Directions for this task → Go through the records and extract every line with the word "kurs".

==================================================

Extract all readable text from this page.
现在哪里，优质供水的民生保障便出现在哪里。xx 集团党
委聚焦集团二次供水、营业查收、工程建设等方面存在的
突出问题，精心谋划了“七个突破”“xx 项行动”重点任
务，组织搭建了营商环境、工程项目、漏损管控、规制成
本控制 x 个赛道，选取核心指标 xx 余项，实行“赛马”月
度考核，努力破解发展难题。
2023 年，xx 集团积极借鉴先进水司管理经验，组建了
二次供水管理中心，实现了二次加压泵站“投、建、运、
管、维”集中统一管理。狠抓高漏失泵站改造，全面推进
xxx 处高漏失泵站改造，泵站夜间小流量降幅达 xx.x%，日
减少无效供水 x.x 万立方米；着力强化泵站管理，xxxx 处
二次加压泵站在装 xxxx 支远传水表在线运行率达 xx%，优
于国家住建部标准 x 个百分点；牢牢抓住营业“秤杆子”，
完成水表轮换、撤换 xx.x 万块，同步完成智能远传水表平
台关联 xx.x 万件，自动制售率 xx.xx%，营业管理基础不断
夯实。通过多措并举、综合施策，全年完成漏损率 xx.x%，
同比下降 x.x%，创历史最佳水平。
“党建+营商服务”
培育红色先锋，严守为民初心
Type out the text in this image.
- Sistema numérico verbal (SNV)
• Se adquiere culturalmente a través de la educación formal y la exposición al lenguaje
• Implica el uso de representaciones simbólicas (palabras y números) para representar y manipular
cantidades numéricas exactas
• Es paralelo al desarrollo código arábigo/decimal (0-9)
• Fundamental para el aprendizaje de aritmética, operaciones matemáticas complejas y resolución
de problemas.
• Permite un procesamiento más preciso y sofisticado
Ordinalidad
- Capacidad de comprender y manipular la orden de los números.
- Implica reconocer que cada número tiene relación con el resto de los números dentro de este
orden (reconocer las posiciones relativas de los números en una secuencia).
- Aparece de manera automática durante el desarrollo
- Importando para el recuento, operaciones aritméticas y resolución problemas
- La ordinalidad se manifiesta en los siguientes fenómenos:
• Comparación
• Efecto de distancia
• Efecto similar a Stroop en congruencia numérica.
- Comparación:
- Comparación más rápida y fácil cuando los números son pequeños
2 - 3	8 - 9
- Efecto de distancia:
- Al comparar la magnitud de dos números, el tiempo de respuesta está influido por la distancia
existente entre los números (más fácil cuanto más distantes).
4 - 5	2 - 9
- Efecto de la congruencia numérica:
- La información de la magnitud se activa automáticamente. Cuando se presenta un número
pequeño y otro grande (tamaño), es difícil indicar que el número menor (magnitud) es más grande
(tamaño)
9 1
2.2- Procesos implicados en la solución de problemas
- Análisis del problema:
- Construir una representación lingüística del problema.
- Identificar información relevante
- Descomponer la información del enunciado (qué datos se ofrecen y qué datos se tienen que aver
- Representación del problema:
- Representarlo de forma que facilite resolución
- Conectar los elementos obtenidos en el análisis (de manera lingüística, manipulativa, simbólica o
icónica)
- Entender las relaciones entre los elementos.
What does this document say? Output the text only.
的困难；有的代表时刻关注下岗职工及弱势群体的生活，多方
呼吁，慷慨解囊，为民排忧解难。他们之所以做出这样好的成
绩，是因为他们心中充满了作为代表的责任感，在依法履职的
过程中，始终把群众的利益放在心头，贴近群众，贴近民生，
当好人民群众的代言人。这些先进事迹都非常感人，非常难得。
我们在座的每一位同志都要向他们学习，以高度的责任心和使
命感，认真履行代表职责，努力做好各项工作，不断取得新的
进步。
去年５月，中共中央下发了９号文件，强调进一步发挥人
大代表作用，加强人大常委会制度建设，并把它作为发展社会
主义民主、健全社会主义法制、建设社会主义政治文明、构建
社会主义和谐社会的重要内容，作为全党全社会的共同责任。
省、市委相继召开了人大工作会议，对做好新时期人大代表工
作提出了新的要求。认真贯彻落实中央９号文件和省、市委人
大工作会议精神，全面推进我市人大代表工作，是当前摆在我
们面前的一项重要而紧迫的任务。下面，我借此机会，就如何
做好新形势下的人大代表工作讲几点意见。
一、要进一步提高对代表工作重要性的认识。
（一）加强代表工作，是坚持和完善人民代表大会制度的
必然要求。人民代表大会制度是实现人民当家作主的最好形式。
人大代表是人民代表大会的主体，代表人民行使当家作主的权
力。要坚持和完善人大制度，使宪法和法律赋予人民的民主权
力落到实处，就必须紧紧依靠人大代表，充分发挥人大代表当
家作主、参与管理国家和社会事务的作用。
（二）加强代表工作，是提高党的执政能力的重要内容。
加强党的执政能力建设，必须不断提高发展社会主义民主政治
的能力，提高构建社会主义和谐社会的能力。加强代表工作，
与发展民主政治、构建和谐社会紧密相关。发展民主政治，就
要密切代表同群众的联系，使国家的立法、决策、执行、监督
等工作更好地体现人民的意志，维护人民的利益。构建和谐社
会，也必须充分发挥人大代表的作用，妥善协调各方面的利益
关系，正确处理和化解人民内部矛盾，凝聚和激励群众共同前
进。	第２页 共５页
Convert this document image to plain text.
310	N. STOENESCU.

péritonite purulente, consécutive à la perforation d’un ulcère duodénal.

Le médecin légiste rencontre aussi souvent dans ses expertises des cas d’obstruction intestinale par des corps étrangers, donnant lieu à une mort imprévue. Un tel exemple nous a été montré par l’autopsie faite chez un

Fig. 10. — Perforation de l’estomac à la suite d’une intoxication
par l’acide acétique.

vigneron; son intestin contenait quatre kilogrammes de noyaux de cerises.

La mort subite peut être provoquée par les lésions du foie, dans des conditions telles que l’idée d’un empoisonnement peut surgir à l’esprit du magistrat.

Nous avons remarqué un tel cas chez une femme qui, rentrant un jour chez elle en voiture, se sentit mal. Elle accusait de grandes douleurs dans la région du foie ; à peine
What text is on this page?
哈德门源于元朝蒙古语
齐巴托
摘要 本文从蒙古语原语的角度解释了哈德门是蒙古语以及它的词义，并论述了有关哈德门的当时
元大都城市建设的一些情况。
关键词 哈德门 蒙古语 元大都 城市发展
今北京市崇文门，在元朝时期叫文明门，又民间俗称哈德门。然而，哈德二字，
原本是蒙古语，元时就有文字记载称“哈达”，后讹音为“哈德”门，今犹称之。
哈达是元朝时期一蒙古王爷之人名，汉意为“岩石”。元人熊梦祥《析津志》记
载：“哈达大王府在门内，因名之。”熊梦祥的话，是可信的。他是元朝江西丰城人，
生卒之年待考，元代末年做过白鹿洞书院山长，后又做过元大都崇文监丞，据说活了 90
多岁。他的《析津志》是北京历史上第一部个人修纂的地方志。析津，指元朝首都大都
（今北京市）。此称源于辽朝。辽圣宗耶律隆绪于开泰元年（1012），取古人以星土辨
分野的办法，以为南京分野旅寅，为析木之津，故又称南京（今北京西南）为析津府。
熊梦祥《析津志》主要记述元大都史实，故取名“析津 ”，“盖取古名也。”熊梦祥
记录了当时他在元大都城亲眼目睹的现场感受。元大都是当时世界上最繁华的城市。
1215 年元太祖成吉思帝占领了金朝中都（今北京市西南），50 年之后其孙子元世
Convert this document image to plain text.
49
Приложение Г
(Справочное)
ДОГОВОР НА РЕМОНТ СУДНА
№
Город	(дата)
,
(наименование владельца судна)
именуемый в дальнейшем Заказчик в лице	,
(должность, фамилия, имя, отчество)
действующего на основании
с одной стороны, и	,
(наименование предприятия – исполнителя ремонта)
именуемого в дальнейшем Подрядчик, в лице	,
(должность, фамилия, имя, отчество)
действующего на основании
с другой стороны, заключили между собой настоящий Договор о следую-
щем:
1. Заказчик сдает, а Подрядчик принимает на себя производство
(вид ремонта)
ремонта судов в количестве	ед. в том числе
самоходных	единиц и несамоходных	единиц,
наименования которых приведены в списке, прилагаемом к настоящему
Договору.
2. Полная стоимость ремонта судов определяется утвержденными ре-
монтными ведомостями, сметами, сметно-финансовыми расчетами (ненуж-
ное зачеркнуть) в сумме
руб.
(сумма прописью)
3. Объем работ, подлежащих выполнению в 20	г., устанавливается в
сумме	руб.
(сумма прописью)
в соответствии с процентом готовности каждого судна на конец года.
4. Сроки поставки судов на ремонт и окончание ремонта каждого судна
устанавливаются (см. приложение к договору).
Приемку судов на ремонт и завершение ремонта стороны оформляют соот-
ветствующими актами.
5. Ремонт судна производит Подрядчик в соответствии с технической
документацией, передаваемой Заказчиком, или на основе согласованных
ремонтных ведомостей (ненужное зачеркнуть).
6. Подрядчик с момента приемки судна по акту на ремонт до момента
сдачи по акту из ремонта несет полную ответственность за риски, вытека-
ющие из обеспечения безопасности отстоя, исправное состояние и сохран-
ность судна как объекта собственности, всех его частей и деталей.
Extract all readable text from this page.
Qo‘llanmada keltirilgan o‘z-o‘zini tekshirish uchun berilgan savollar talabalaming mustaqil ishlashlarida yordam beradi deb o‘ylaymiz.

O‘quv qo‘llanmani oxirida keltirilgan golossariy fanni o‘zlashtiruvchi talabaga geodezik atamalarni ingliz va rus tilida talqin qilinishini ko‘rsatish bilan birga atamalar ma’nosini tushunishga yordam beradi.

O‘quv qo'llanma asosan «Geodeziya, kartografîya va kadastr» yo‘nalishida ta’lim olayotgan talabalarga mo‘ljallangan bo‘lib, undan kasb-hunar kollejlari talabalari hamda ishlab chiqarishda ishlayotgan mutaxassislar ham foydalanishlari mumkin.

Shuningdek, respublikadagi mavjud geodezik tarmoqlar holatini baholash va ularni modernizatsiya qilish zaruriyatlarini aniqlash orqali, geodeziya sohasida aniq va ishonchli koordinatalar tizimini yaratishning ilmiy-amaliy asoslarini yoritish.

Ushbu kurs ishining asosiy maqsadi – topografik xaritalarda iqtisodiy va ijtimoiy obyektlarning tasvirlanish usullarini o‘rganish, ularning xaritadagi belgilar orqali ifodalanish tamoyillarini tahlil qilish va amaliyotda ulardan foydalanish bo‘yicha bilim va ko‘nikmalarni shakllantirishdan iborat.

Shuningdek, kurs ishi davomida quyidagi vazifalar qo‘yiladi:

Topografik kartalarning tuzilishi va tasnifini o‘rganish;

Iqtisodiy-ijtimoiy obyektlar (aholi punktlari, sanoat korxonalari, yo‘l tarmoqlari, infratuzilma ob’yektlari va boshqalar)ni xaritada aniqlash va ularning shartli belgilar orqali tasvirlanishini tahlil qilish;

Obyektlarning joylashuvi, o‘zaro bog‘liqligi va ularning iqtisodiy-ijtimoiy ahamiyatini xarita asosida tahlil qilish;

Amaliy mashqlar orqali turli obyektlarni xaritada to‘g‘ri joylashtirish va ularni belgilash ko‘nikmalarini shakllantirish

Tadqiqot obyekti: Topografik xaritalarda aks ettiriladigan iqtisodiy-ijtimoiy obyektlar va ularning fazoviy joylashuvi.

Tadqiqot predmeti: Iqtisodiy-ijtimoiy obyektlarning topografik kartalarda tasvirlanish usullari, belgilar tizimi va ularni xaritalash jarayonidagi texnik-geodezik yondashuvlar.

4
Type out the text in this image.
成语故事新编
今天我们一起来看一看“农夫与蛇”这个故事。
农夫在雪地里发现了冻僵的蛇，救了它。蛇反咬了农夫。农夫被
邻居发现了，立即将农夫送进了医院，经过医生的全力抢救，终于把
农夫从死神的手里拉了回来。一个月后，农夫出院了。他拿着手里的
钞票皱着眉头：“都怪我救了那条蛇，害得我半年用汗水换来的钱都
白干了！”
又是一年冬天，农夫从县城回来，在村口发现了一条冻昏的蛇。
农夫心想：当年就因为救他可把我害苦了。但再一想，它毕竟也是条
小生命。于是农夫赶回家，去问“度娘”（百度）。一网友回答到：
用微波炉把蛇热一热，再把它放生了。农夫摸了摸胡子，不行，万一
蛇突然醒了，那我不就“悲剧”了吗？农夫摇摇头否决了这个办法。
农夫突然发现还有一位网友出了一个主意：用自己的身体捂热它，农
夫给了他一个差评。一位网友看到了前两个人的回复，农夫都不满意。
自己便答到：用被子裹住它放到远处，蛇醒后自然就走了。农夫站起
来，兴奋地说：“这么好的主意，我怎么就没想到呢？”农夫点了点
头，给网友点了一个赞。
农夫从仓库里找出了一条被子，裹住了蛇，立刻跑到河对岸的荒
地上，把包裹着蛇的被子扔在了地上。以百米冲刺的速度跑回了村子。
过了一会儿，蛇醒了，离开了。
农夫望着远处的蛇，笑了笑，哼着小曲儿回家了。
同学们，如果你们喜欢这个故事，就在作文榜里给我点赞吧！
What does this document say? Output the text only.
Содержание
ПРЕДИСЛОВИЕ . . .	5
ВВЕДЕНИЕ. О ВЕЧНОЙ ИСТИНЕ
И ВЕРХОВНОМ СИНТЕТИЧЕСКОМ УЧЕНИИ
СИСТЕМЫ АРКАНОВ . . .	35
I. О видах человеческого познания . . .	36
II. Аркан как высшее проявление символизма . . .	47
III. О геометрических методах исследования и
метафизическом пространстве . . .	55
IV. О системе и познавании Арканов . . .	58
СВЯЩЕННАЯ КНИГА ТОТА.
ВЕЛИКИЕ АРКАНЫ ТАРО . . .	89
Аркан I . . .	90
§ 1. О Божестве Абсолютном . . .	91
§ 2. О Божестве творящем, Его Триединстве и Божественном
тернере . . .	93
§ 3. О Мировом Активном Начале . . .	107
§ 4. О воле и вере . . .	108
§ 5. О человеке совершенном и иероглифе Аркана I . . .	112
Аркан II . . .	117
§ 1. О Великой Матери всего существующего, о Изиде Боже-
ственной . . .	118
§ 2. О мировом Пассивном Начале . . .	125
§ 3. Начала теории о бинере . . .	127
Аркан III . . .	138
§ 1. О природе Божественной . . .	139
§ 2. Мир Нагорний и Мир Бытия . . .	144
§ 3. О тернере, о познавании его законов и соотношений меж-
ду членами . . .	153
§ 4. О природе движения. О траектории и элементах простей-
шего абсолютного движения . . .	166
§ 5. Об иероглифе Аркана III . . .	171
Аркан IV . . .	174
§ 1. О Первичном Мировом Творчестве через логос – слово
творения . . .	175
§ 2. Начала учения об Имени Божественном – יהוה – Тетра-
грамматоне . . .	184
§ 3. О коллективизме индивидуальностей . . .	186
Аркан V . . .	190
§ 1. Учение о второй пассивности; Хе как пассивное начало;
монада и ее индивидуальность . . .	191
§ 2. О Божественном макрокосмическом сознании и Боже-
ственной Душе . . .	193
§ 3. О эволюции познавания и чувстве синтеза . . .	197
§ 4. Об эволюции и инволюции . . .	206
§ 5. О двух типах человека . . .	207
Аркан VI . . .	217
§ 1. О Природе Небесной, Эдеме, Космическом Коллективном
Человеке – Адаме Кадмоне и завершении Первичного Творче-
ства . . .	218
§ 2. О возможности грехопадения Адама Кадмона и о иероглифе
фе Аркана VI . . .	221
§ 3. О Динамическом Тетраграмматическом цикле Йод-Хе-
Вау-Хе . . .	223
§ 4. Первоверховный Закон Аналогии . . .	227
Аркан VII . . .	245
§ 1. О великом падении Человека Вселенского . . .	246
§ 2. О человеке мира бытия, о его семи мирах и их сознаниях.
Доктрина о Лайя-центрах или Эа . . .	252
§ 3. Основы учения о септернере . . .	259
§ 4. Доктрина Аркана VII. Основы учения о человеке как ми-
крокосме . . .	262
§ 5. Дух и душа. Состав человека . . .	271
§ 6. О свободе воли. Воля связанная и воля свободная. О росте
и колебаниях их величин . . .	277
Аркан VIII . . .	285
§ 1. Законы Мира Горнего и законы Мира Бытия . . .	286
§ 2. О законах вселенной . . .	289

==================================================

Solved exercise →
Ushbu kurs ishining asosiy maqsadi – topografik xaritalarda iqtisodiy va ijtimoiy obyektlarning tasvirlanish usullarini o‘rganish, ularning xaritadagi belgilar orqali ifodalanish tamoyillarini tahlil qilish va amaliyotda ulardan foydalanish bo‘yicha bilim va ko‘nikmalarni shakllantirishdan iborat.
Shuningdek, kurs ishi davomida quyidagi vazifalar qo‘yiladi:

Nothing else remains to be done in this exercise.